------ DATA SECTION

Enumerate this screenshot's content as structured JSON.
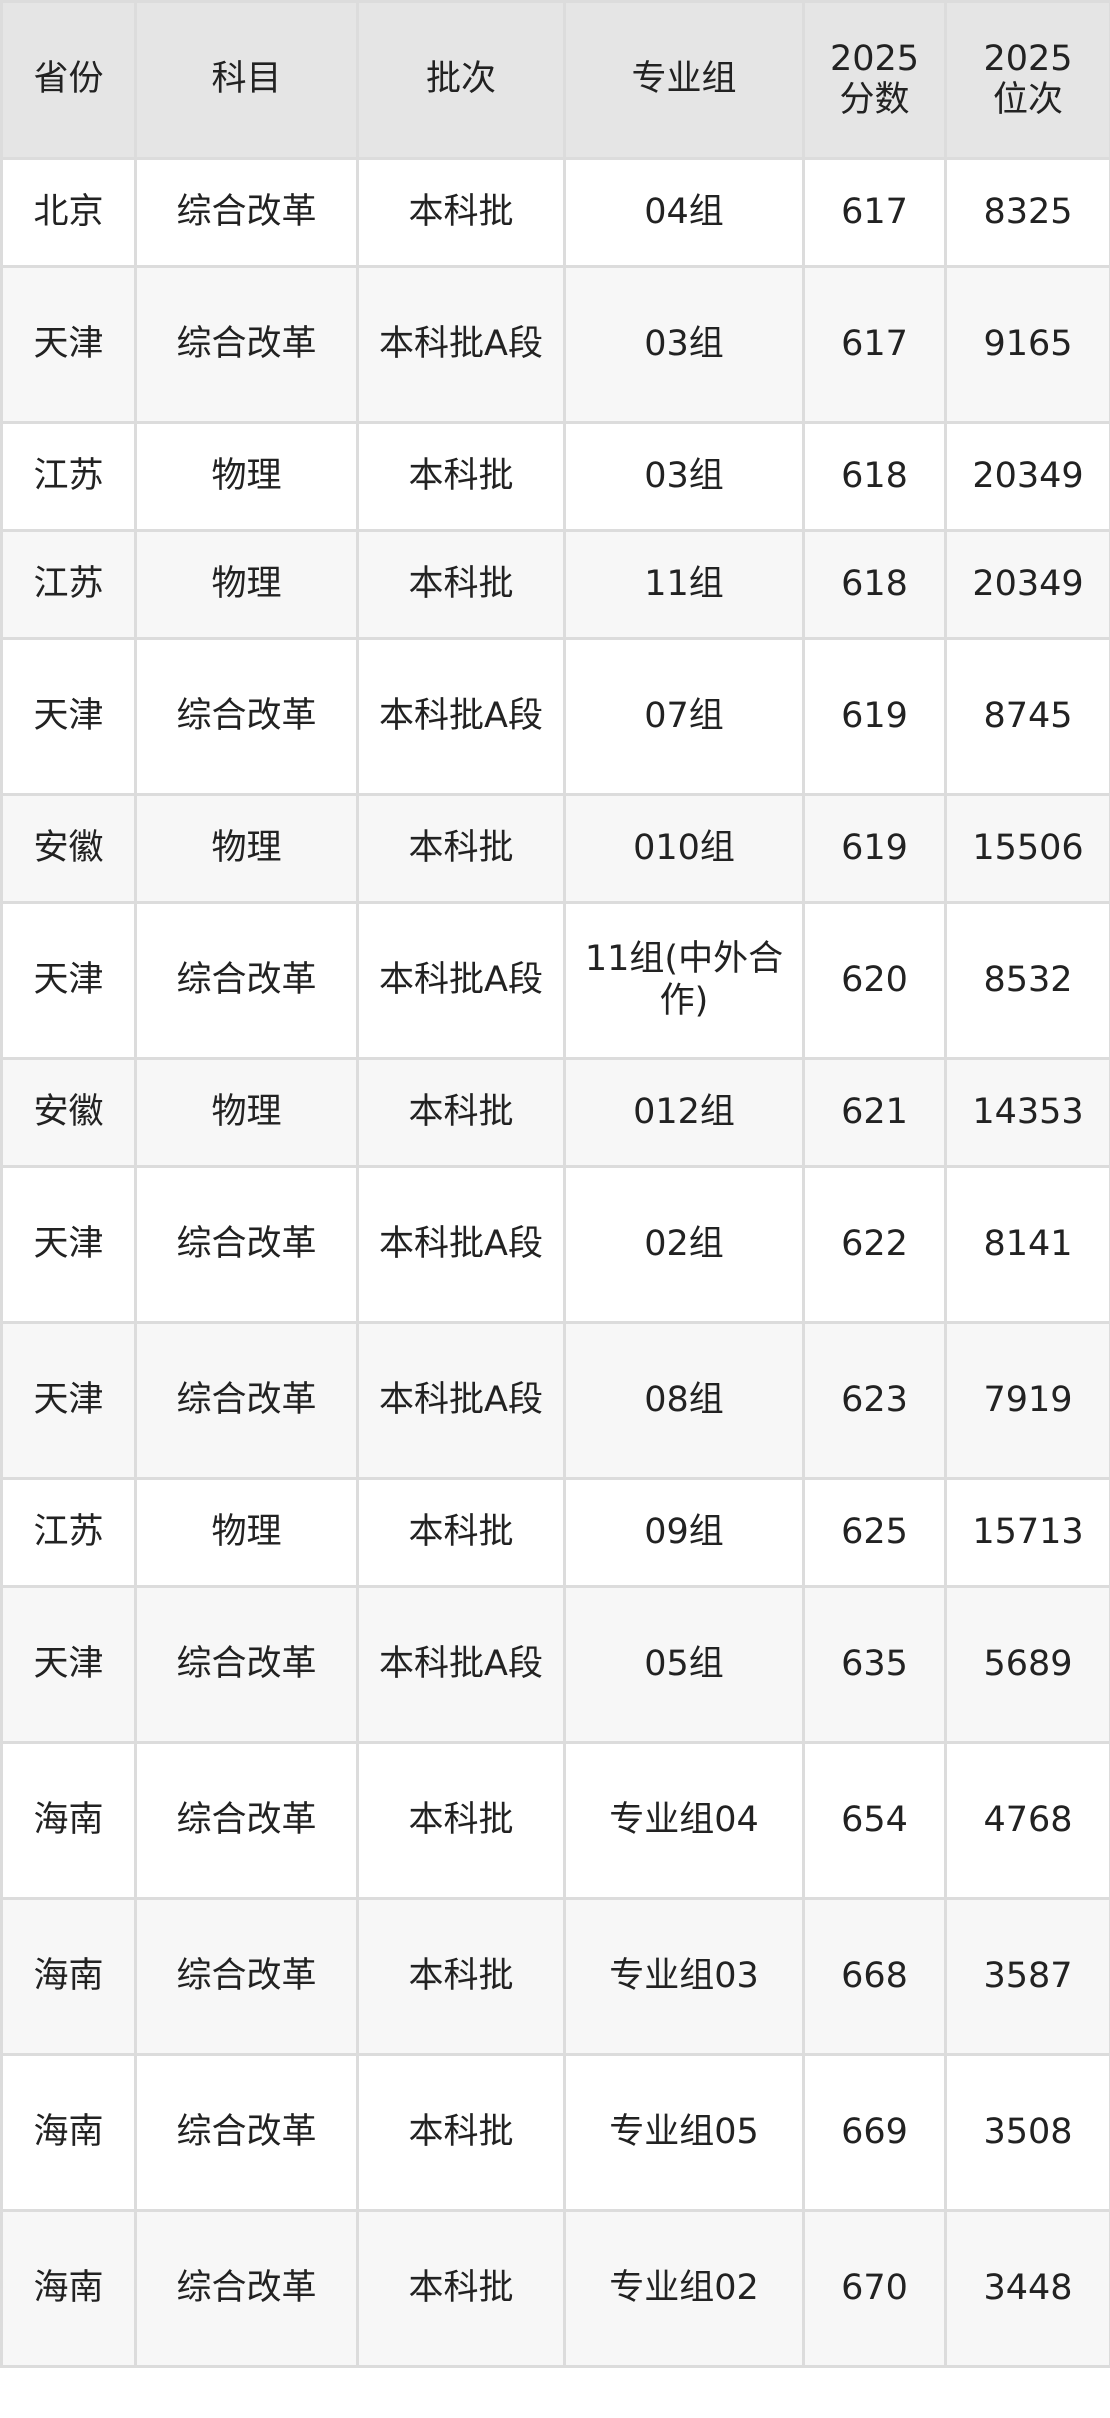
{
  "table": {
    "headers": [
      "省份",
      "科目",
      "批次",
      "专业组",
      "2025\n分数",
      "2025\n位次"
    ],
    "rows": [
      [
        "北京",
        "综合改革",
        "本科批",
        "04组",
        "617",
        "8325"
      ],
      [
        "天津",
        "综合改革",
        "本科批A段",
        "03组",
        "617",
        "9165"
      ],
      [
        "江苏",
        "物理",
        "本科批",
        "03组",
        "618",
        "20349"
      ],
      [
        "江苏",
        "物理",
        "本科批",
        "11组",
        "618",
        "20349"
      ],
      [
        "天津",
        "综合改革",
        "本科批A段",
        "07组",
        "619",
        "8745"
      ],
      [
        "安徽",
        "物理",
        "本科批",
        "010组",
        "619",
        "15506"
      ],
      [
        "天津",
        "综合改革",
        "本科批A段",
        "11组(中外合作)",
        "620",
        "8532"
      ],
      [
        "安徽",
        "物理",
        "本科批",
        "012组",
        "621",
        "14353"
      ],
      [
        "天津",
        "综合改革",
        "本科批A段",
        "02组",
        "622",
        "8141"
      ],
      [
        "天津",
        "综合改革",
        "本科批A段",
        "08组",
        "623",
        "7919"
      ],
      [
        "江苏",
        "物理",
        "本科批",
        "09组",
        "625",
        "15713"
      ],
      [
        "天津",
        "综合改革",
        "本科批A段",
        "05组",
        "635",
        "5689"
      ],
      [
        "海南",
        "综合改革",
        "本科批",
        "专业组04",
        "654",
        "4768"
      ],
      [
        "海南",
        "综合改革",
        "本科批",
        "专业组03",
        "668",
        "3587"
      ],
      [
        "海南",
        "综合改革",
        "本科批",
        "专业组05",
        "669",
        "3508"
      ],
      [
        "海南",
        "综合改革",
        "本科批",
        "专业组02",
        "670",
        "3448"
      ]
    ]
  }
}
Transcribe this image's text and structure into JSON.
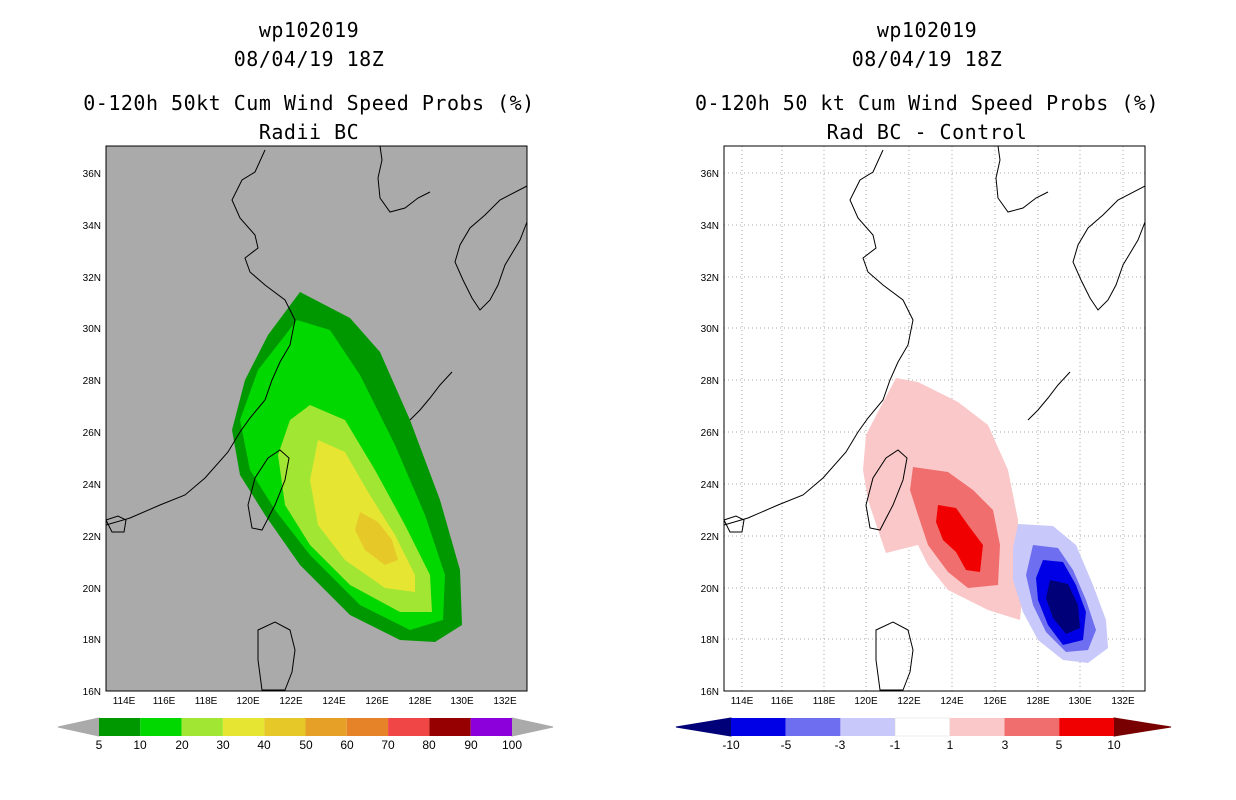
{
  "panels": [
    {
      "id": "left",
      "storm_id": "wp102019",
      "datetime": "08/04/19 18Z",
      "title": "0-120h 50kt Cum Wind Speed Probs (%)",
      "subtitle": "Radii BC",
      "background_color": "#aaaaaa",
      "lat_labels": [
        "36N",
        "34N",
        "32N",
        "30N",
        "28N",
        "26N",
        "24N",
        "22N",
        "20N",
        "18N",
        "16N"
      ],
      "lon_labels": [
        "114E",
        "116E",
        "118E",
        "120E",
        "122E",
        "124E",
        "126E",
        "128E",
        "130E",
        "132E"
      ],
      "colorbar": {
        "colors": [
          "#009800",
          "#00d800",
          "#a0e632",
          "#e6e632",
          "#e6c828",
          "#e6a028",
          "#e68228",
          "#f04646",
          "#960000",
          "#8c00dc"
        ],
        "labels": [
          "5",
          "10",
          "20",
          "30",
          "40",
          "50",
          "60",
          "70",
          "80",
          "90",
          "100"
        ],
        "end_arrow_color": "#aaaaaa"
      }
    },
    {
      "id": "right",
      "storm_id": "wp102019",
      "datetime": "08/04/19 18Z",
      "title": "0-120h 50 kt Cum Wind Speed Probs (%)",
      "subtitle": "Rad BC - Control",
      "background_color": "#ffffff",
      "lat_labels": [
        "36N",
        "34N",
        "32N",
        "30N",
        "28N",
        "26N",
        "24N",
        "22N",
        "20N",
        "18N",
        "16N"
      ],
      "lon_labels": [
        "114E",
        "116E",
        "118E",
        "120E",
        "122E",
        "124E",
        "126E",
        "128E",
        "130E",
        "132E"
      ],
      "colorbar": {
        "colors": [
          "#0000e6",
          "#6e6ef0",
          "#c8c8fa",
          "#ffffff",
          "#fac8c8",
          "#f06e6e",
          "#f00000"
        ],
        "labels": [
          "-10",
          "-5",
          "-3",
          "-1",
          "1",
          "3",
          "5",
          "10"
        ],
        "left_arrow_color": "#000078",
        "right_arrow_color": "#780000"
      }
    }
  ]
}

------------

TO BE DONE: Of the lines above, how many hold the string "Probs"? Answer with only the number.

OUTPUT OF THE TASK: 2